Instructions for the task:
Look through the records that follow. Copy every line containing the word "this".

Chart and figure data
Start

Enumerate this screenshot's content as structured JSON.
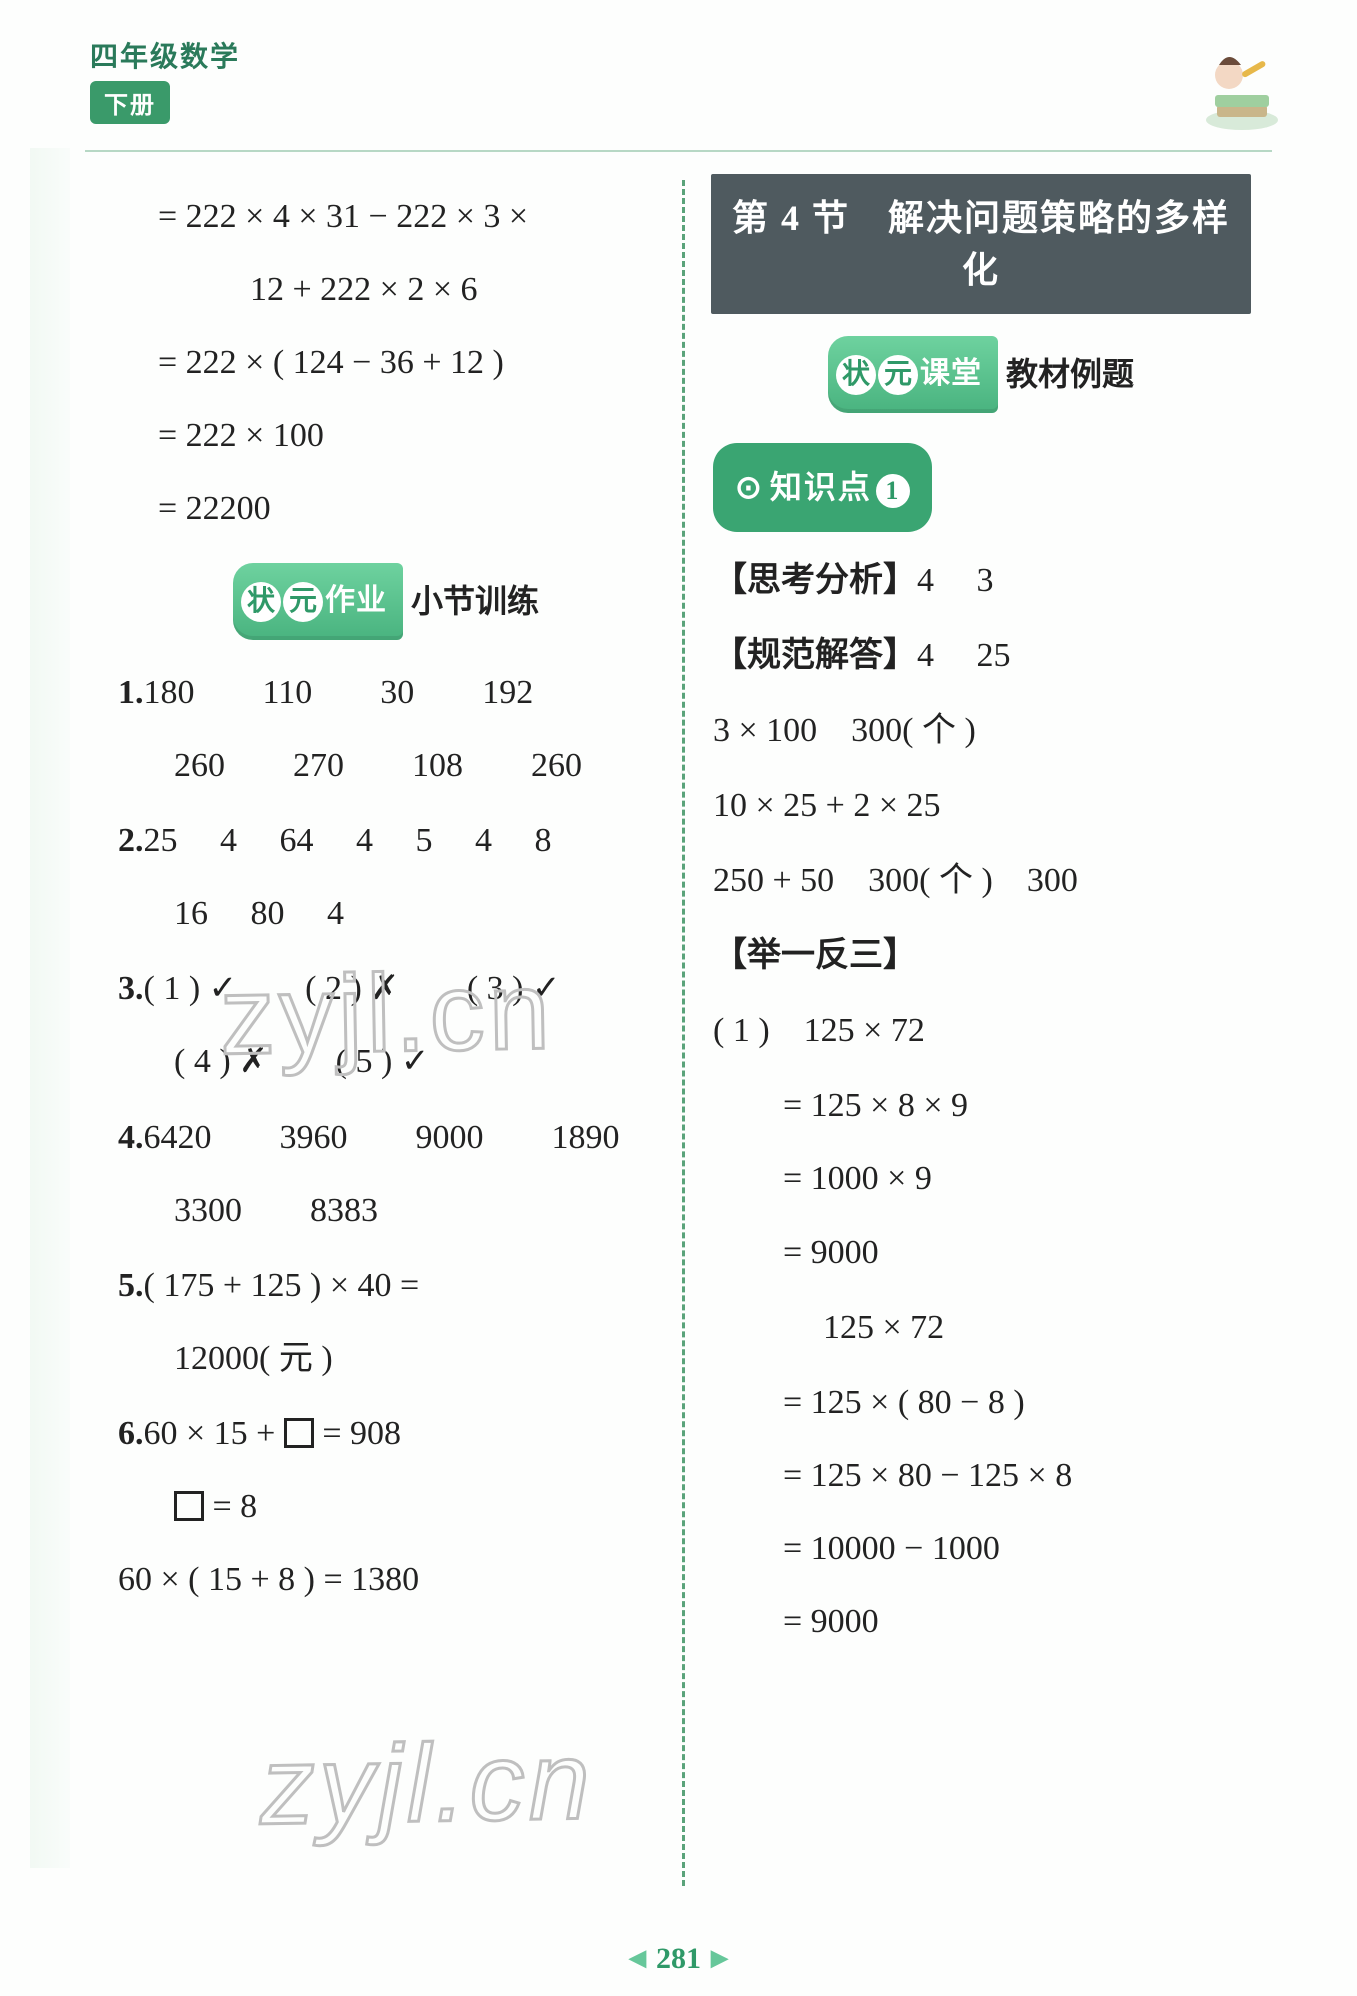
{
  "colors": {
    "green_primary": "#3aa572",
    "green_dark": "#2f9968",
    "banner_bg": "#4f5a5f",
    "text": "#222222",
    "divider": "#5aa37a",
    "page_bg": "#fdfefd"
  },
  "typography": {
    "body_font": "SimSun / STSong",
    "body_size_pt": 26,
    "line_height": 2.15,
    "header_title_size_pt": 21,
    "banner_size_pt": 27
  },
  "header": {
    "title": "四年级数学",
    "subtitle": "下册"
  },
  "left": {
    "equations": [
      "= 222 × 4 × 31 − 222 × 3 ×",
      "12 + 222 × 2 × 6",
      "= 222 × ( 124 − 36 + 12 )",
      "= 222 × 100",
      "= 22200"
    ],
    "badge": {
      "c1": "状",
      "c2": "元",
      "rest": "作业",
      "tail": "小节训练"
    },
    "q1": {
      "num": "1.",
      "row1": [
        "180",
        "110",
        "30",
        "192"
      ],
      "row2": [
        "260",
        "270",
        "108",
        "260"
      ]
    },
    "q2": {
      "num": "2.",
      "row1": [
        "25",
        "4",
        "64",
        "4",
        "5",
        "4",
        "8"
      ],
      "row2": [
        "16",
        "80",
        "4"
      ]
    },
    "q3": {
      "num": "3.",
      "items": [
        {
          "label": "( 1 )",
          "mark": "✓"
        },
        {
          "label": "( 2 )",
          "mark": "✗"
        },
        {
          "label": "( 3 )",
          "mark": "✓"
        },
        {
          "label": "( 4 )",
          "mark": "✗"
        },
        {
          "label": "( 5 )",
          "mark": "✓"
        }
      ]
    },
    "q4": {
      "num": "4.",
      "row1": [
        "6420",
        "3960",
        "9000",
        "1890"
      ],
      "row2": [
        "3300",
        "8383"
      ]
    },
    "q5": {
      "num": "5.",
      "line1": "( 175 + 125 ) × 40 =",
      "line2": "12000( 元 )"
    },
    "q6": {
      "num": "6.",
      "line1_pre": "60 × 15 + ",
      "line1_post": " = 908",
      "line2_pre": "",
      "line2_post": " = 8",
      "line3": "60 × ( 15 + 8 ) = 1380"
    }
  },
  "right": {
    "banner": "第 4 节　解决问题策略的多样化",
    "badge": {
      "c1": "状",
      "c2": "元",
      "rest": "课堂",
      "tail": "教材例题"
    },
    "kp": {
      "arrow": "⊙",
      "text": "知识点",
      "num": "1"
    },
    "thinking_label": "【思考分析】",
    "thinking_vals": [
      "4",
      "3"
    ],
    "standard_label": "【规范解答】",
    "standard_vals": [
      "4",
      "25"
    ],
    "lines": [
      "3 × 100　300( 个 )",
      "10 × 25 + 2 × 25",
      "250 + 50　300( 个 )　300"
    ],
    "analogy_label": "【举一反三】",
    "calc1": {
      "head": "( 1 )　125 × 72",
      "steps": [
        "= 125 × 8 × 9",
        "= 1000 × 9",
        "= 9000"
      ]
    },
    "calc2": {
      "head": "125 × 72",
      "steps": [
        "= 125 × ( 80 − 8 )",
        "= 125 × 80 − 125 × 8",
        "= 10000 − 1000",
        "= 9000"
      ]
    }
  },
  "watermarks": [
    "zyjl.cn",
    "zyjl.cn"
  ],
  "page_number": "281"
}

End
Start

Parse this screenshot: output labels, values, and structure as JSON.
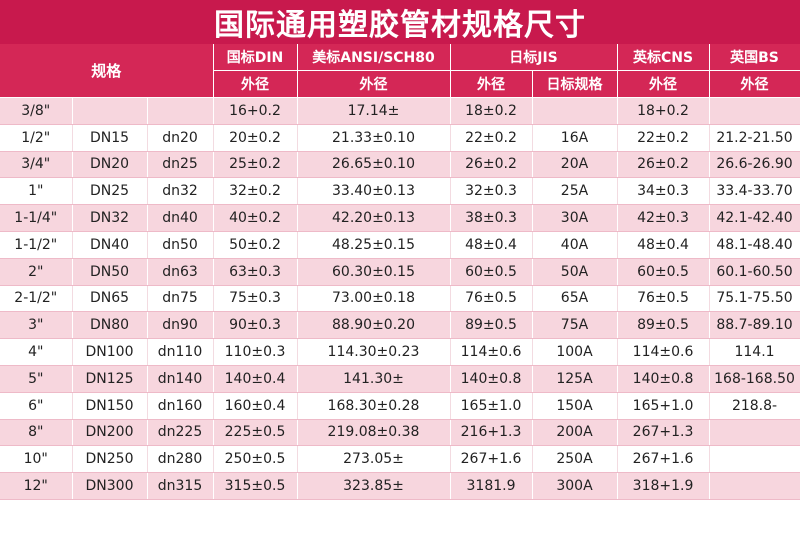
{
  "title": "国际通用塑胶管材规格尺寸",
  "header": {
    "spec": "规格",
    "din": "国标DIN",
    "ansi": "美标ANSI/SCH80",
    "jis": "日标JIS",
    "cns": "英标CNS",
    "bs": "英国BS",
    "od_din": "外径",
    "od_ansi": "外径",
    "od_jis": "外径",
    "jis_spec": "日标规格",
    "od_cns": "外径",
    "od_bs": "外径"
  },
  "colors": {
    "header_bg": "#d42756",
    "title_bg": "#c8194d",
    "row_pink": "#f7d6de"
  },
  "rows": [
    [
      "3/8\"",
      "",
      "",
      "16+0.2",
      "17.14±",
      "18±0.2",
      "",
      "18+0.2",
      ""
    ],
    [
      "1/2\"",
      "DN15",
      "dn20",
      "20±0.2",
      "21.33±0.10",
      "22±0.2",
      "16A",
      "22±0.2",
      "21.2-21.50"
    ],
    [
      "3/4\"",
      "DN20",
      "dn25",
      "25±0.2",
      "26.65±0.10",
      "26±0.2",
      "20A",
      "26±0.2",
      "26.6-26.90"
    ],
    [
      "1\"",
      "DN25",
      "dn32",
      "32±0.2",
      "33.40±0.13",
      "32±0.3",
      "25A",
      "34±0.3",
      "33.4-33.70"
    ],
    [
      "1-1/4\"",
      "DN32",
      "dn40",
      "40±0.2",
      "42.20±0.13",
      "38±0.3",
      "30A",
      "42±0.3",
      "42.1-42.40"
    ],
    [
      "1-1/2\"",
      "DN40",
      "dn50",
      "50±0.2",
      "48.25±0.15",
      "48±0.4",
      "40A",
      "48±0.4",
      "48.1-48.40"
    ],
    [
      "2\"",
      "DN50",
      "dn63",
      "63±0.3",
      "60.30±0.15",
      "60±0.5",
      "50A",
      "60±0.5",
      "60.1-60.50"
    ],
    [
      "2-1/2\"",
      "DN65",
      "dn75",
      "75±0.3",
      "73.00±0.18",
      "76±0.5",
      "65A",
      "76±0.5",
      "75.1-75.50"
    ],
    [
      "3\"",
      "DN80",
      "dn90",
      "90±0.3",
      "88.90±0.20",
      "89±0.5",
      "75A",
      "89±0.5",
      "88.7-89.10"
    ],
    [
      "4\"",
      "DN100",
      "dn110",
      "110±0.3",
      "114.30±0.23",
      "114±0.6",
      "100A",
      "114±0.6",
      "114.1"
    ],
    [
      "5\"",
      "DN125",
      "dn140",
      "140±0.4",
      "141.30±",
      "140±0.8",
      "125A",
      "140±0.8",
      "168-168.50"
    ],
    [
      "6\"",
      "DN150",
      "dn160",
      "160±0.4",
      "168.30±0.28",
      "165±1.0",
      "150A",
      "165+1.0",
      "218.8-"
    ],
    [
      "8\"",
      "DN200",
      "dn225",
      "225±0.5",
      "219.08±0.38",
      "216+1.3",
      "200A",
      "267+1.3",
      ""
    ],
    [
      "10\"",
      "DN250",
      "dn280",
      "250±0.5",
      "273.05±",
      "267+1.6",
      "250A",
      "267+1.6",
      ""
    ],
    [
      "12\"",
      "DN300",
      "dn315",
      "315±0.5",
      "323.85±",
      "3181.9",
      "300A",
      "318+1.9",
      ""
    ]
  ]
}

End

Exercise result:
Enumerate this screenshot's content as structured JSON.
Parse this screenshot: output labels, values, and structure as JSON.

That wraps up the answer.